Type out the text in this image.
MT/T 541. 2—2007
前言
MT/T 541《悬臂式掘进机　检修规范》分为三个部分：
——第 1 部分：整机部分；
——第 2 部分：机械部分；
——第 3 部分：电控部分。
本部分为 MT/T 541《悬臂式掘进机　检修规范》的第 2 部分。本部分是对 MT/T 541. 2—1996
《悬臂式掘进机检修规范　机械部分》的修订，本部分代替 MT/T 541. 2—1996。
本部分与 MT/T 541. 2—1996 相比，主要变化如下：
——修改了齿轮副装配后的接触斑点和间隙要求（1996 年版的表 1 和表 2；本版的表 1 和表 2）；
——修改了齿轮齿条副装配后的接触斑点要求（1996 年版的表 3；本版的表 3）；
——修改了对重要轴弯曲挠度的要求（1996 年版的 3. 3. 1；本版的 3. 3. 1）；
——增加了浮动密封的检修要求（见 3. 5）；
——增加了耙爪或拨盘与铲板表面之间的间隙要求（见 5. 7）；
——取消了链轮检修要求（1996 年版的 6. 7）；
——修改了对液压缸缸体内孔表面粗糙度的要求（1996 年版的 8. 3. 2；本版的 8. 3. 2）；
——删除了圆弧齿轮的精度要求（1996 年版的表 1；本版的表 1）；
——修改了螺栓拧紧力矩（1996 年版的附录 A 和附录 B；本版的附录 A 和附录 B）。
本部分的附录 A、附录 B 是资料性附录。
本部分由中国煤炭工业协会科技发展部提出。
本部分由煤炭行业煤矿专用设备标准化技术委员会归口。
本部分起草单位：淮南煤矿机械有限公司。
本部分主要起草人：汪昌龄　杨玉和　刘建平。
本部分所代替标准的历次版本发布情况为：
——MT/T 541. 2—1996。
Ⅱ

───

## [What you have to do]
Each line in the listing above that contains "年版的表" should be copied.

## [Response to the task]
——修改了齿轮副装配后的接触斑点和间隙要求（1996 年版的表 1 和表 2；本版的表 1 和表 2）；
——修改了齿轮齿条副装配后的接触斑点要求（1996 年版的表 3；本版的表 3）；
——删除了圆弧齿轮的精度要求（1996 年版的表 1；本版的表 1）；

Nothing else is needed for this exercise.